» Instruction
Every record should be repeated exactly, except that pictures are left out.

• • • • •

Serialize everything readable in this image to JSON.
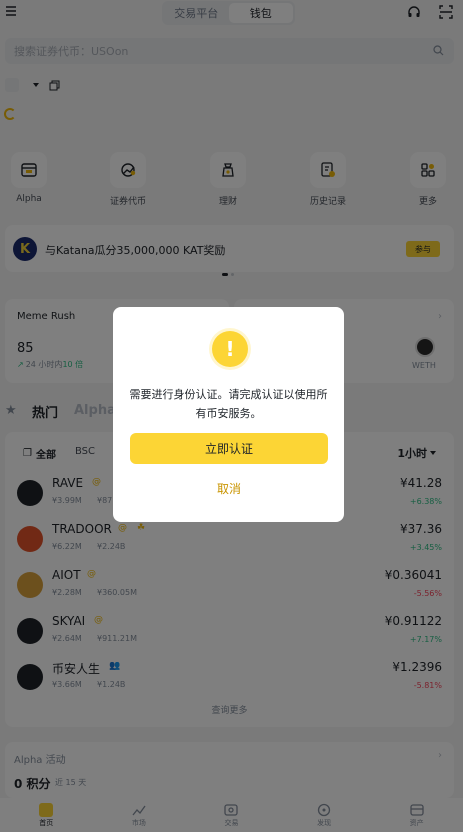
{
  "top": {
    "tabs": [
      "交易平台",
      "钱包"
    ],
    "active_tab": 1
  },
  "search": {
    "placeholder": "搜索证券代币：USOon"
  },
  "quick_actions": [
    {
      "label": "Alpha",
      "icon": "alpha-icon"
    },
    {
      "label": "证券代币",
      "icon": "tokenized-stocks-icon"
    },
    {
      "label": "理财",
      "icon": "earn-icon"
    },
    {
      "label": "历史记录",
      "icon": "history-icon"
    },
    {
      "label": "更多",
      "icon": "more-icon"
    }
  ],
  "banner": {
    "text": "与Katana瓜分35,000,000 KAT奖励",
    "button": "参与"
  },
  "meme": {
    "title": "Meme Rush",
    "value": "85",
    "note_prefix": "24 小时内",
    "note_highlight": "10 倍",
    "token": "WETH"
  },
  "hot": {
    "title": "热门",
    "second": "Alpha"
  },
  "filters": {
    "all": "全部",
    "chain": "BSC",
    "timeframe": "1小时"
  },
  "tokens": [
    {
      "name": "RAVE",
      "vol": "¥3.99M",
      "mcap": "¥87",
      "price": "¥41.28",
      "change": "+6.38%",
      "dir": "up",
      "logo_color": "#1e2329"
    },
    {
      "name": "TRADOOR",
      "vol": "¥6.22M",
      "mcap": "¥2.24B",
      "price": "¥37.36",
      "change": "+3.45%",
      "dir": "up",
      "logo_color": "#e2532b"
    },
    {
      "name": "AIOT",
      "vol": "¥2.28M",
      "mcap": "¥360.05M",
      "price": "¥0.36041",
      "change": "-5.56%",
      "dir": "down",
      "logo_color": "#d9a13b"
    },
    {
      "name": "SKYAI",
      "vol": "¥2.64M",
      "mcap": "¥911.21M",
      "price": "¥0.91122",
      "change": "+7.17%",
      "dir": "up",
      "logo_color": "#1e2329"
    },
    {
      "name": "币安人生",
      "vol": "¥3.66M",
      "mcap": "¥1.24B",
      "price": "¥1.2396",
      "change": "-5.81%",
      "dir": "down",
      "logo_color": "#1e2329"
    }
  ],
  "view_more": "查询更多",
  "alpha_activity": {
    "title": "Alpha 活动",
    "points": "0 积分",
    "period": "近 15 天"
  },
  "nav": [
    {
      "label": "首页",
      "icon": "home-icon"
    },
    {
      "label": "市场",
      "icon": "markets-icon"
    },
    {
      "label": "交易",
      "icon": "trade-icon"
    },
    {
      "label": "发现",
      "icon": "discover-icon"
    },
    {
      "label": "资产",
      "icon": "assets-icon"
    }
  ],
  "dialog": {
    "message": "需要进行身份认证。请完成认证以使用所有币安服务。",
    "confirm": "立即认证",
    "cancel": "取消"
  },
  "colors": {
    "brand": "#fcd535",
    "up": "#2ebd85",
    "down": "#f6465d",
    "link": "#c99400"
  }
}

• • • • •

» Written solution
Serialize everything readable in this image to JSON.
{
  "top": {
    "tabs": [
      "交易平台",
      "钱包"
    ],
    "active_tab": 1
  },
  "search": {
    "placeholder": "搜索证券代币：USOon"
  },
  "quick_actions": [
    {
      "label": "Alpha",
      "icon": "alpha-icon"
    },
    {
      "label": "证券代币",
      "icon": "tokenized-stocks-icon"
    },
    {
      "label": "理财",
      "icon": "earn-icon"
    },
    {
      "label": "历史记录",
      "icon": "history-icon"
    },
    {
      "label": "更多",
      "icon": "more-icon"
    }
  ],
  "banner": {
    "text": "与Katana瓜分35,000,000 KAT奖励",
    "button": "参与"
  },
  "meme": {
    "title": "Meme Rush",
    "value": "85",
    "note_prefix": "24 小时内",
    "note_highlight": "10 倍",
    "token": "WETH"
  },
  "hot": {
    "title": "热门",
    "second": "Alpha"
  },
  "filters": {
    "all": "全部",
    "chain": "BSC",
    "timeframe": "1小时"
  },
  "tokens": [
    {
      "name": "RAVE",
      "vol": "¥3.99M",
      "mcap": "¥87",
      "price": "¥41.28",
      "change": "+6.38%",
      "dir": "up",
      "logo_color": "#1e2329"
    },
    {
      "name": "TRADOOR",
      "vol": "¥6.22M",
      "mcap": "¥2.24B",
      "price": "¥37.36",
      "change": "+3.45%",
      "dir": "up",
      "logo_color": "#e2532b"
    },
    {
      "name": "AIOT",
      "vol": "¥2.28M",
      "mcap": "¥360.05M",
      "price": "¥0.36041",
      "change": "-5.56%",
      "dir": "down",
      "logo_color": "#d9a13b"
    },
    {
      "name": "SKYAI",
      "vol": "¥2.64M",
      "mcap": "¥911.21M",
      "price": "¥0.91122",
      "change": "+7.17%",
      "dir": "up",
      "logo_color": "#1e2329"
    },
    {
      "name": "币安人生",
      "vol": "¥3.66M",
      "mcap": "¥1.24B",
      "price": "¥1.2396",
      "change": "-5.81%",
      "dir": "down",
      "logo_color": "#1e2329"
    }
  ],
  "view_more": "查询更多",
  "alpha_activity": {
    "title": "Alpha 活动",
    "points": "0 积分",
    "period": "近 15 天"
  },
  "nav": [
    {
      "label": "首页",
      "icon": "home-icon"
    },
    {
      "label": "市场",
      "icon": "markets-icon"
    },
    {
      "label": "交易",
      "icon": "trade-icon"
    },
    {
      "label": "发现",
      "icon": "discover-icon"
    },
    {
      "label": "资产",
      "icon": "assets-icon"
    }
  ],
  "dialog": {
    "message": "需要进行身份认证。请完成认证以使用所有币安服务。",
    "confirm": "立即认证",
    "cancel": "取消"
  },
  "colors": {
    "brand": "#fcd535",
    "up": "#2ebd85",
    "down": "#f6465d",
    "link": "#c99400"
  }
}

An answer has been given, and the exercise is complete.